◆ Task statement
Find and return each line containing "Zurich".

======== Material provided ========

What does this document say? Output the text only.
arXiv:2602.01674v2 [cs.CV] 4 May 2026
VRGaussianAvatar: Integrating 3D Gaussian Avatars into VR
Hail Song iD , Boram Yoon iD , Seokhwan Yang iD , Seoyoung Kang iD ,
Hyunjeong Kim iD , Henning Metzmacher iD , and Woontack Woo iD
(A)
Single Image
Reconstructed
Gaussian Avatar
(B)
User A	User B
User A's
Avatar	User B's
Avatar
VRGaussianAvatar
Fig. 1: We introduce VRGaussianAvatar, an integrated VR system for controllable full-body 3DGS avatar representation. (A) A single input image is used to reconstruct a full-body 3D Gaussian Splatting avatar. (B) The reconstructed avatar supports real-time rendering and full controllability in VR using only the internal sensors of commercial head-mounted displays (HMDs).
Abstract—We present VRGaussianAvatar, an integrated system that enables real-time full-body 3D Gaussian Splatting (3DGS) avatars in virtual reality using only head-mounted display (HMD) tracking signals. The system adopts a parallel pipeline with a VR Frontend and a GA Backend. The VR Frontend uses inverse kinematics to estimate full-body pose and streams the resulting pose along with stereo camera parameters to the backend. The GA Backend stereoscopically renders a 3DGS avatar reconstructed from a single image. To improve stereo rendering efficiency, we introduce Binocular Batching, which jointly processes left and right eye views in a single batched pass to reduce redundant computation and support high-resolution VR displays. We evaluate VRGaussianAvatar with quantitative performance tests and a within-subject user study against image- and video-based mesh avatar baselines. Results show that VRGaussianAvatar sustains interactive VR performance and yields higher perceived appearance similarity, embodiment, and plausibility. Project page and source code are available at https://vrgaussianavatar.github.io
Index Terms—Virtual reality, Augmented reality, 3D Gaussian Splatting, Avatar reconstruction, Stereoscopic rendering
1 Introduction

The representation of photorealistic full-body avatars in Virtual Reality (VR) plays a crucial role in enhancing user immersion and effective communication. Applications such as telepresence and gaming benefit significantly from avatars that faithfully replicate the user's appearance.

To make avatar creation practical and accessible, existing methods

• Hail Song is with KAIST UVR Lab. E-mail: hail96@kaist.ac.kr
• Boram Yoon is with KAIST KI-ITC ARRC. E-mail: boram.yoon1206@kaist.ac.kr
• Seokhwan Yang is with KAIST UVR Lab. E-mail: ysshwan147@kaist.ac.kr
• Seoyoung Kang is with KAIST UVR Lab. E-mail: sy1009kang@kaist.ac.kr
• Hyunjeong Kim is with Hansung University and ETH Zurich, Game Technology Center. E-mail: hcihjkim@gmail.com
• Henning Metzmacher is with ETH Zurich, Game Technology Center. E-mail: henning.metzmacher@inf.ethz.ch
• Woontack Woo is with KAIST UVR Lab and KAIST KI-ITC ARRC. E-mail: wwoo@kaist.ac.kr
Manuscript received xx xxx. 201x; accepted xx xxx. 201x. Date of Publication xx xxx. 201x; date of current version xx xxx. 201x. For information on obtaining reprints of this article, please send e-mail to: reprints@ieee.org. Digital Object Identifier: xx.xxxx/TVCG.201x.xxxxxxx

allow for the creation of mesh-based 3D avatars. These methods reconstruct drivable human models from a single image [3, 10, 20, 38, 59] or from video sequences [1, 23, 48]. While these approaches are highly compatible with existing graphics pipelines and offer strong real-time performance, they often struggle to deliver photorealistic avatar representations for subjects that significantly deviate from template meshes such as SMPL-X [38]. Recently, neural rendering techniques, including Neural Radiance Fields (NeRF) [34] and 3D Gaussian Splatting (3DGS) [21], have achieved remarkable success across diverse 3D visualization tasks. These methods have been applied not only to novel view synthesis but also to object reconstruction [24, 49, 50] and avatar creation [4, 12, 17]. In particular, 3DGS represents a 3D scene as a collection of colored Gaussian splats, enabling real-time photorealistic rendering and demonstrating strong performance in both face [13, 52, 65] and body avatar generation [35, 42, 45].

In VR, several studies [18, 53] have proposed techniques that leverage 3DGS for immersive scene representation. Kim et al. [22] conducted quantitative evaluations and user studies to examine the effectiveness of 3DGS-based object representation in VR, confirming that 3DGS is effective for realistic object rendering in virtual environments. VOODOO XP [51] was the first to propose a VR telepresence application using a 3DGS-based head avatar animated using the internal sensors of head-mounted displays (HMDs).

========

◆ Result for this task
• Hyunjeong Kim is with Hansung University and ETH Zurich, Game Technology Center. E-mail: hcihjkim@gmail.com
• Henning Metzmacher is with ETH Zurich, Game Technology Center. E-mail: henning.metzmacher@inf.ethz.ch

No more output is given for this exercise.